## GIVEN PROBLEM
Repeat the material exactly as it appears.

## MATERIAL SHOWN
[start]

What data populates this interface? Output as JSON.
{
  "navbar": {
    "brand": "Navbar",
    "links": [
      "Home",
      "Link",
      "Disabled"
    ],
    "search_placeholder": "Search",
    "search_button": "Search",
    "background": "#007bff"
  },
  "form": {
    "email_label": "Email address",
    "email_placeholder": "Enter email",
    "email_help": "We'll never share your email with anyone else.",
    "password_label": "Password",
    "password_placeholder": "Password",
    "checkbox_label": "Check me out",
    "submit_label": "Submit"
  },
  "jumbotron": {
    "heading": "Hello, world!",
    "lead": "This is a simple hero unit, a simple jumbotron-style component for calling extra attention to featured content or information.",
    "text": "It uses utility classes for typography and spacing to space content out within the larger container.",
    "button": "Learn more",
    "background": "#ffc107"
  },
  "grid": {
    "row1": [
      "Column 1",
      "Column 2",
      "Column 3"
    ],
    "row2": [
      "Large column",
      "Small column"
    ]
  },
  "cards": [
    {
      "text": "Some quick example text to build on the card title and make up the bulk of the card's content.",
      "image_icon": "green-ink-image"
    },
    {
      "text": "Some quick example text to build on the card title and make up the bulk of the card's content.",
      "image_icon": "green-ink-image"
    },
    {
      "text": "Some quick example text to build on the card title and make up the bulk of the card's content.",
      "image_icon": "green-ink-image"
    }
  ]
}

[end]

## PROBLEM SOLUTION
What data populates this interface? Output as JSON.
{
  "navbar": {
    "brand": "Navbar",
    "links": [
      "Home",
      "Link",
      "Disabled"
    ],
    "search_placeholder": "Search",
    "search_button": "Search",
    "background": "#007bff"
  },
  "form": {
    "email_label": "Email address",
    "email_placeholder": "Enter email",
    "email_help": "We'll never share your email with anyone else.",
    "password_label": "Password",
    "password_placeholder": "Password",
    "checkbox_label": "Check me out",
    "submit_label": "Submit"
  },
  "jumbotron": {
    "heading": "Hello, world!",
    "lead": "This is a simple hero unit, a simple jumbotron-style component for calling extra attention to featured content or information.",
    "text": "It uses utility classes for typography and spacing to space content out within the larger container.",
    "button": "Learn more",
    "background": "#ffc107"
  },
  "grid": {
    "row1": [
      "Column 1",
      "Column 2",
      "Column 3"
    ],
    "row2": [
      "Large column",
      "Small column"
    ]
  },
  "cards": [
    {
      "text": "Some quick example text to build on the card title and make up the bulk of the card's content.",
      "image_icon": "green-ink-image"
    },
    {
      "text": "Some quick example text to build on the card title and make up the bulk of the card's content.",
      "image_icon": "green-ink-image"
    },
    {
      "text": "Some quick example text to build on the card title and make up the bulk of the card's content.",
      "image_icon": "green-ink-image"
    }
  ]
}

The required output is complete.